From the line containing "Give me the" through the last line of the data, return those lines exactly as written and nothing more.

/---

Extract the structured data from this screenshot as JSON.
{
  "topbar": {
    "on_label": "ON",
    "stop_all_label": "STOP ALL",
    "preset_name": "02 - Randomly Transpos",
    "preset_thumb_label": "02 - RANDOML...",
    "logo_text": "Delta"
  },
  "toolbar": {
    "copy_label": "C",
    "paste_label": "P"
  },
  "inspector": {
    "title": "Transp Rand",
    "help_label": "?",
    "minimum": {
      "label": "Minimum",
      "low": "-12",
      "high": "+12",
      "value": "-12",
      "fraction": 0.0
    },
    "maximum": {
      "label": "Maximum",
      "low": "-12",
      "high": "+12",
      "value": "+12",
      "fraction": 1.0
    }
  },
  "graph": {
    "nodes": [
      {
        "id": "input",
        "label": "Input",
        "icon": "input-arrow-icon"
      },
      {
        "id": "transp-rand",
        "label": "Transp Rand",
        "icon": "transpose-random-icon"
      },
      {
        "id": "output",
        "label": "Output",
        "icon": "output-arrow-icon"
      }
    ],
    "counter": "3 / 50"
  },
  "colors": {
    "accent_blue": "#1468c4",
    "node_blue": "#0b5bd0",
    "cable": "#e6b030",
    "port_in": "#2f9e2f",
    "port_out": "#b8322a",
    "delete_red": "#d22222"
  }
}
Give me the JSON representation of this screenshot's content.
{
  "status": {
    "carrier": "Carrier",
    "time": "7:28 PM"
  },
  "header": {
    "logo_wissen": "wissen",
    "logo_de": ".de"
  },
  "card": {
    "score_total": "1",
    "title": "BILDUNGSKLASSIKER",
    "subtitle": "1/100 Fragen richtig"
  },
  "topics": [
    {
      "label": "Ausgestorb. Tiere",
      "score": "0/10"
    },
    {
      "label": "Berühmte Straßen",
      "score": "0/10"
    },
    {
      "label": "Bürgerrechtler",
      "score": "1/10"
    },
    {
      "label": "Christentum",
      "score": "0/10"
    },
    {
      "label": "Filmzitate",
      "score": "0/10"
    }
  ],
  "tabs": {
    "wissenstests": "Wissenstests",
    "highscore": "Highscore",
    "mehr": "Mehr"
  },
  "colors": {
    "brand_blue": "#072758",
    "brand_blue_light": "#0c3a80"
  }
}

\---

### Problem solution
Give me the JSON representation of this screenshot's content.
{
  "status": {
    "carrier": "Carrier",
    "time": "7:28 PM"
  },
  "header": {
    "logo_wissen": "wissen",
    "logo_de": ".de"
  },
  "card": {
    "score_total": "1",
    "title": "BILDUNGSKLASSIKER",
    "subtitle": "1/100 Fragen richtig"
  },
  "topics": [
    {
      "label": "Ausgestorb. Tiere",
      "score": "0/10"
    },
    {
      "label": "Berühmte Straßen",
      "score": "0/10"
    },
    {
      "label": "Bürgerrechtler",
      "score": "1/10"
    },
    {
      "label": "Christentum",
      "score": "0/10"
    },
    {
      "label": "Filmzitate",
      "score": "0/10"
    }
  ],
  "tabs": {
    "wissenstests": "Wissenstests",
    "highscore": "Highscore",
    "mehr": "Mehr"
  },
  "colors": {
    "brand_blue": "#072758",
    "brand_blue_light": "#0c3a80"
  }
}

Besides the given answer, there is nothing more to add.